Work to complete
Quote the data below in full, minus the images.

--- Records supplied ---

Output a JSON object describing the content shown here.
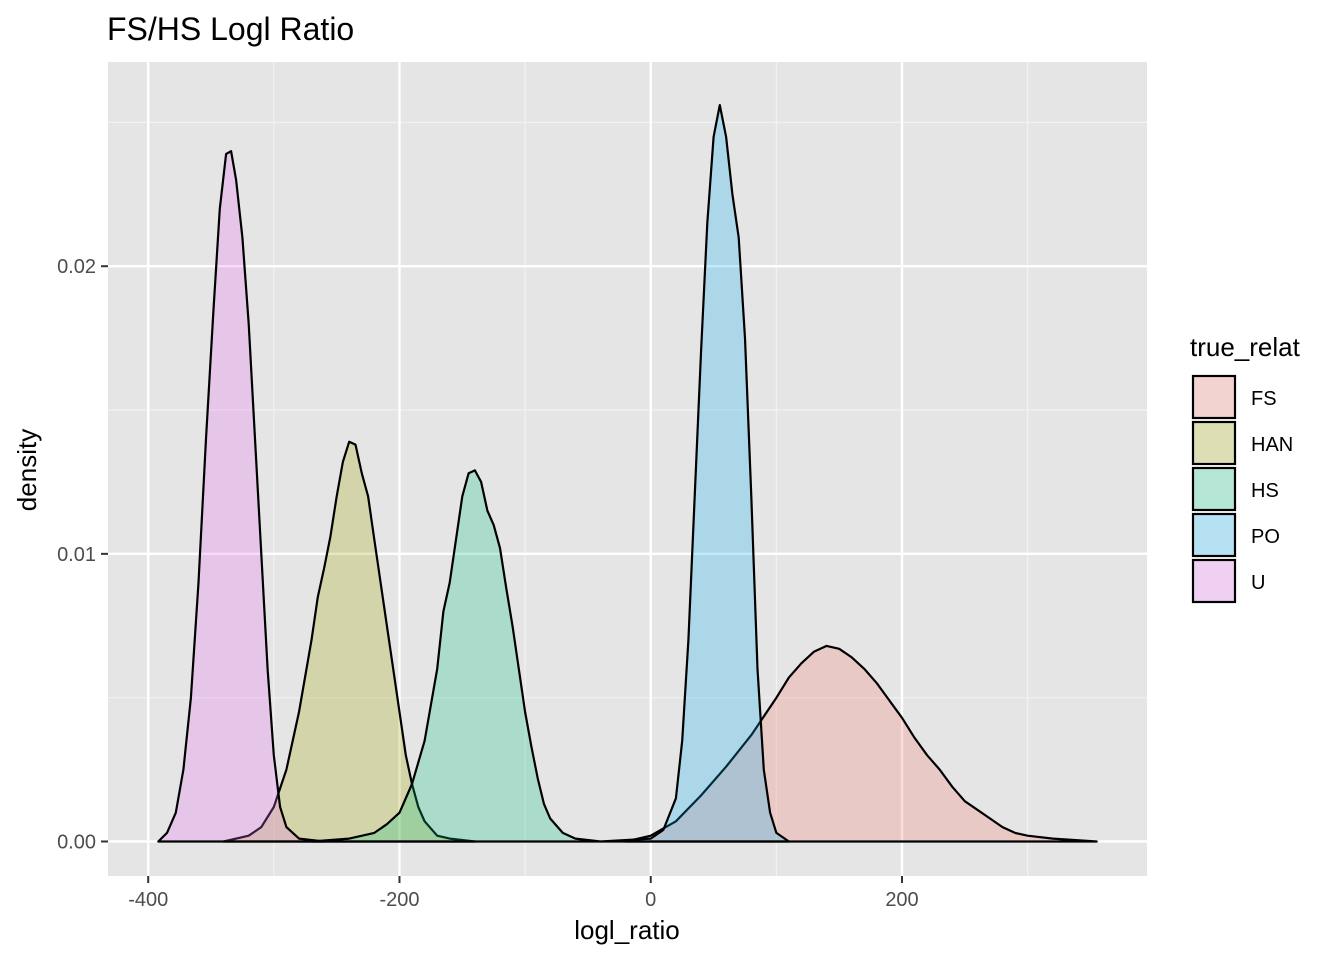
{
  "chart_data": {
    "type": "area",
    "subtype": "density",
    "title": "FS/HS Logl Ratio",
    "xlabel": "logl_ratio",
    "ylabel": "density",
    "xlim": [
      -432,
      395
    ],
    "ylim": [
      -0.0012,
      0.0271
    ],
    "x_ticks": [
      -400,
      -200,
      0,
      200
    ],
    "x_tick_labels": [
      "-400",
      "-200",
      "0",
      "200"
    ],
    "x_minor_ticks": [
      -300,
      -100,
      100,
      300
    ],
    "y_ticks": [
      0.0,
      0.01,
      0.02
    ],
    "y_tick_labels": [
      "0.00",
      "0.01",
      "0.02"
    ],
    "y_minor_ticks": [
      0.005,
      0.015,
      0.025
    ],
    "grid": true,
    "background": "#e5e5e5",
    "fill_alpha": 0.25,
    "legend": {
      "title": "true_relat",
      "position": "right"
    },
    "series": [
      {
        "name": "FS",
        "color": "#f8766d",
        "points": [
          [
            -20,
            0
          ],
          [
            0,
            0.0002
          ],
          [
            20,
            0.0007
          ],
          [
            40,
            0.0016
          ],
          [
            60,
            0.0026
          ],
          [
            80,
            0.0037
          ],
          [
            100,
            0.005
          ],
          [
            110,
            0.0057
          ],
          [
            120,
            0.0062
          ],
          [
            130,
            0.0066
          ],
          [
            140,
            0.0068
          ],
          [
            150,
            0.0067
          ],
          [
            160,
            0.0064
          ],
          [
            170,
            0.006
          ],
          [
            180,
            0.0055
          ],
          [
            190,
            0.0049
          ],
          [
            200,
            0.0043
          ],
          [
            210,
            0.0036
          ],
          [
            220,
            0.003
          ],
          [
            230,
            0.0025
          ],
          [
            240,
            0.0019
          ],
          [
            250,
            0.0014
          ],
          [
            260,
            0.0011
          ],
          [
            270,
            0.0008
          ],
          [
            280,
            0.0005
          ],
          [
            290,
            0.0003
          ],
          [
            300,
            0.0002
          ],
          [
            320,
            0.0001
          ],
          [
            355,
            0.0
          ]
        ]
      },
      {
        "name": "HAN",
        "color": "#a3a500",
        "points": [
          [
            -340,
            0
          ],
          [
            -320,
            0.0002
          ],
          [
            -310,
            0.0005
          ],
          [
            -300,
            0.0012
          ],
          [
            -290,
            0.0025
          ],
          [
            -280,
            0.0045
          ],
          [
            -270,
            0.007
          ],
          [
            -265,
            0.0085
          ],
          [
            -260,
            0.0095
          ],
          [
            -255,
            0.0106
          ],
          [
            -250,
            0.012
          ],
          [
            -245,
            0.0132
          ],
          [
            -240,
            0.0139
          ],
          [
            -235,
            0.0138
          ],
          [
            -230,
            0.0128
          ],
          [
            -225,
            0.012
          ],
          [
            -220,
            0.0105
          ],
          [
            -215,
            0.009
          ],
          [
            -210,
            0.0075
          ],
          [
            -205,
            0.006
          ],
          [
            -200,
            0.0045
          ],
          [
            -195,
            0.003
          ],
          [
            -190,
            0.002
          ],
          [
            -185,
            0.0012
          ],
          [
            -180,
            0.0007
          ],
          [
            -170,
            0.0002
          ],
          [
            -160,
            0.0001
          ],
          [
            -140,
            0.0
          ]
        ]
      },
      {
        "name": "HS",
        "color": "#00bf7d",
        "points": [
          [
            -270,
            0
          ],
          [
            -240,
            0.0001
          ],
          [
            -220,
            0.0003
          ],
          [
            -210,
            0.0006
          ],
          [
            -200,
            0.001
          ],
          [
            -190,
            0.002
          ],
          [
            -180,
            0.0035
          ],
          [
            -170,
            0.006
          ],
          [
            -165,
            0.008
          ],
          [
            -160,
            0.009
          ],
          [
            -155,
            0.0105
          ],
          [
            -150,
            0.012
          ],
          [
            -145,
            0.0128
          ],
          [
            -140,
            0.0129
          ],
          [
            -135,
            0.0125
          ],
          [
            -130,
            0.0115
          ],
          [
            -125,
            0.011
          ],
          [
            -120,
            0.0102
          ],
          [
            -115,
            0.0088
          ],
          [
            -110,
            0.0075
          ],
          [
            -105,
            0.006
          ],
          [
            -100,
            0.0045
          ],
          [
            -95,
            0.0033
          ],
          [
            -90,
            0.0022
          ],
          [
            -85,
            0.0013
          ],
          [
            -80,
            0.0008
          ],
          [
            -70,
            0.0003
          ],
          [
            -60,
            0.0001
          ],
          [
            -40,
            0.0
          ]
        ]
      },
      {
        "name": "PO",
        "color": "#00b0f6",
        "points": [
          [
            -40,
            0
          ],
          [
            0,
            0.0001
          ],
          [
            10,
            0.0004
          ],
          [
            20,
            0.0015
          ],
          [
            25,
            0.0035
          ],
          [
            30,
            0.007
          ],
          [
            35,
            0.012
          ],
          [
            40,
            0.017
          ],
          [
            45,
            0.0215
          ],
          [
            50,
            0.0245
          ],
          [
            55,
            0.0256
          ],
          [
            60,
            0.0245
          ],
          [
            65,
            0.0225
          ],
          [
            70,
            0.021
          ],
          [
            75,
            0.0175
          ],
          [
            80,
            0.012
          ],
          [
            85,
            0.006
          ],
          [
            90,
            0.0025
          ],
          [
            95,
            0.001
          ],
          [
            100,
            0.0003
          ],
          [
            110,
            0.0
          ]
        ]
      },
      {
        "name": "U",
        "color": "#e76bf3",
        "points": [
          [
            -392,
            0
          ],
          [
            -385,
            0.0003
          ],
          [
            -378,
            0.001
          ],
          [
            -372,
            0.0025
          ],
          [
            -366,
            0.005
          ],
          [
            -360,
            0.009
          ],
          [
            -354,
            0.014
          ],
          [
            -348,
            0.0185
          ],
          [
            -343,
            0.022
          ],
          [
            -338,
            0.0239
          ],
          [
            -334,
            0.024
          ],
          [
            -330,
            0.023
          ],
          [
            -325,
            0.021
          ],
          [
            -320,
            0.018
          ],
          [
            -315,
            0.014
          ],
          [
            -310,
            0.01
          ],
          [
            -305,
            0.006
          ],
          [
            -300,
            0.003
          ],
          [
            -295,
            0.0012
          ],
          [
            -290,
            0.0005
          ],
          [
            -280,
            0.0001
          ],
          [
            -260,
            0.0
          ]
        ]
      }
    ]
  }
}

---

Solution to this exercise
Output a JSON object describing the content shown here.
{
  "chart_data": {
    "type": "area",
    "subtype": "density",
    "title": "FS/HS Logl Ratio",
    "xlabel": "logl_ratio",
    "ylabel": "density",
    "xlim": [
      -432,
      395
    ],
    "ylim": [
      -0.0012,
      0.0271
    ],
    "x_ticks": [
      -400,
      -200,
      0,
      200
    ],
    "x_tick_labels": [
      "-400",
      "-200",
      "0",
      "200"
    ],
    "x_minor_ticks": [
      -300,
      -100,
      100,
      300
    ],
    "y_ticks": [
      0.0,
      0.01,
      0.02
    ],
    "y_tick_labels": [
      "0.00",
      "0.01",
      "0.02"
    ],
    "y_minor_ticks": [
      0.005,
      0.015,
      0.025
    ],
    "grid": true,
    "background": "#e5e5e5",
    "fill_alpha": 0.25,
    "legend": {
      "title": "true_relat",
      "position": "right"
    },
    "series": [
      {
        "name": "FS",
        "color": "#f8766d",
        "points": [
          [
            -20,
            0
          ],
          [
            0,
            0.0002
          ],
          [
            20,
            0.0007
          ],
          [
            40,
            0.0016
          ],
          [
            60,
            0.0026
          ],
          [
            80,
            0.0037
          ],
          [
            100,
            0.005
          ],
          [
            110,
            0.0057
          ],
          [
            120,
            0.0062
          ],
          [
            130,
            0.0066
          ],
          [
            140,
            0.0068
          ],
          [
            150,
            0.0067
          ],
          [
            160,
            0.0064
          ],
          [
            170,
            0.006
          ],
          [
            180,
            0.0055
          ],
          [
            190,
            0.0049
          ],
          [
            200,
            0.0043
          ],
          [
            210,
            0.0036
          ],
          [
            220,
            0.003
          ],
          [
            230,
            0.0025
          ],
          [
            240,
            0.0019
          ],
          [
            250,
            0.0014
          ],
          [
            260,
            0.0011
          ],
          [
            270,
            0.0008
          ],
          [
            280,
            0.0005
          ],
          [
            290,
            0.0003
          ],
          [
            300,
            0.0002
          ],
          [
            320,
            0.0001
          ],
          [
            355,
            0.0
          ]
        ]
      },
      {
        "name": "HAN",
        "color": "#a3a500",
        "points": [
          [
            -340,
            0
          ],
          [
            -320,
            0.0002
          ],
          [
            -310,
            0.0005
          ],
          [
            -300,
            0.0012
          ],
          [
            -290,
            0.0025
          ],
          [
            -280,
            0.0045
          ],
          [
            -270,
            0.007
          ],
          [
            -265,
            0.0085
          ],
          [
            -260,
            0.0095
          ],
          [
            -255,
            0.0106
          ],
          [
            -250,
            0.012
          ],
          [
            -245,
            0.0132
          ],
          [
            -240,
            0.0139
          ],
          [
            -235,
            0.0138
          ],
          [
            -230,
            0.0128
          ],
          [
            -225,
            0.012
          ],
          [
            -220,
            0.0105
          ],
          [
            -215,
            0.009
          ],
          [
            -210,
            0.0075
          ],
          [
            -205,
            0.006
          ],
          [
            -200,
            0.0045
          ],
          [
            -195,
            0.003
          ],
          [
            -190,
            0.002
          ],
          [
            -185,
            0.0012
          ],
          [
            -180,
            0.0007
          ],
          [
            -170,
            0.0002
          ],
          [
            -160,
            0.0001
          ],
          [
            -140,
            0.0
          ]
        ]
      },
      {
        "name": "HS",
        "color": "#00bf7d",
        "points": [
          [
            -270,
            0
          ],
          [
            -240,
            0.0001
          ],
          [
            -220,
            0.0003
          ],
          [
            -210,
            0.0006
          ],
          [
            -200,
            0.001
          ],
          [
            -190,
            0.002
          ],
          [
            -180,
            0.0035
          ],
          [
            -170,
            0.006
          ],
          [
            -165,
            0.008
          ],
          [
            -160,
            0.009
          ],
          [
            -155,
            0.0105
          ],
          [
            -150,
            0.012
          ],
          [
            -145,
            0.0128
          ],
          [
            -140,
            0.0129
          ],
          [
            -135,
            0.0125
          ],
          [
            -130,
            0.0115
          ],
          [
            -125,
            0.011
          ],
          [
            -120,
            0.0102
          ],
          [
            -115,
            0.0088
          ],
          [
            -110,
            0.0075
          ],
          [
            -105,
            0.006
          ],
          [
            -100,
            0.0045
          ],
          [
            -95,
            0.0033
          ],
          [
            -90,
            0.0022
          ],
          [
            -85,
            0.0013
          ],
          [
            -80,
            0.0008
          ],
          [
            -70,
            0.0003
          ],
          [
            -60,
            0.0001
          ],
          [
            -40,
            0.0
          ]
        ]
      },
      {
        "name": "PO",
        "color": "#00b0f6",
        "points": [
          [
            -40,
            0
          ],
          [
            0,
            0.0001
          ],
          [
            10,
            0.0004
          ],
          [
            20,
            0.0015
          ],
          [
            25,
            0.0035
          ],
          [
            30,
            0.007
          ],
          [
            35,
            0.012
          ],
          [
            40,
            0.017
          ],
          [
            45,
            0.0215
          ],
          [
            50,
            0.0245
          ],
          [
            55,
            0.0256
          ],
          [
            60,
            0.0245
          ],
          [
            65,
            0.0225
          ],
          [
            70,
            0.021
          ],
          [
            75,
            0.0175
          ],
          [
            80,
            0.012
          ],
          [
            85,
            0.006
          ],
          [
            90,
            0.0025
          ],
          [
            95,
            0.001
          ],
          [
            100,
            0.0003
          ],
          [
            110,
            0.0
          ]
        ]
      },
      {
        "name": "U",
        "color": "#e76bf3",
        "points": [
          [
            -392,
            0
          ],
          [
            -385,
            0.0003
          ],
          [
            -378,
            0.001
          ],
          [
            -372,
            0.0025
          ],
          [
            -366,
            0.005
          ],
          [
            -360,
            0.009
          ],
          [
            -354,
            0.014
          ],
          [
            -348,
            0.0185
          ],
          [
            -343,
            0.022
          ],
          [
            -338,
            0.0239
          ],
          [
            -334,
            0.024
          ],
          [
            -330,
            0.023
          ],
          [
            -325,
            0.021
          ],
          [
            -320,
            0.018
          ],
          [
            -315,
            0.014
          ],
          [
            -310,
            0.01
          ],
          [
            -305,
            0.006
          ],
          [
            -300,
            0.003
          ],
          [
            -295,
            0.0012
          ],
          [
            -290,
            0.0005
          ],
          [
            -280,
            0.0001
          ],
          [
            -260,
            0.0
          ]
        ]
      }
    ]
  }
}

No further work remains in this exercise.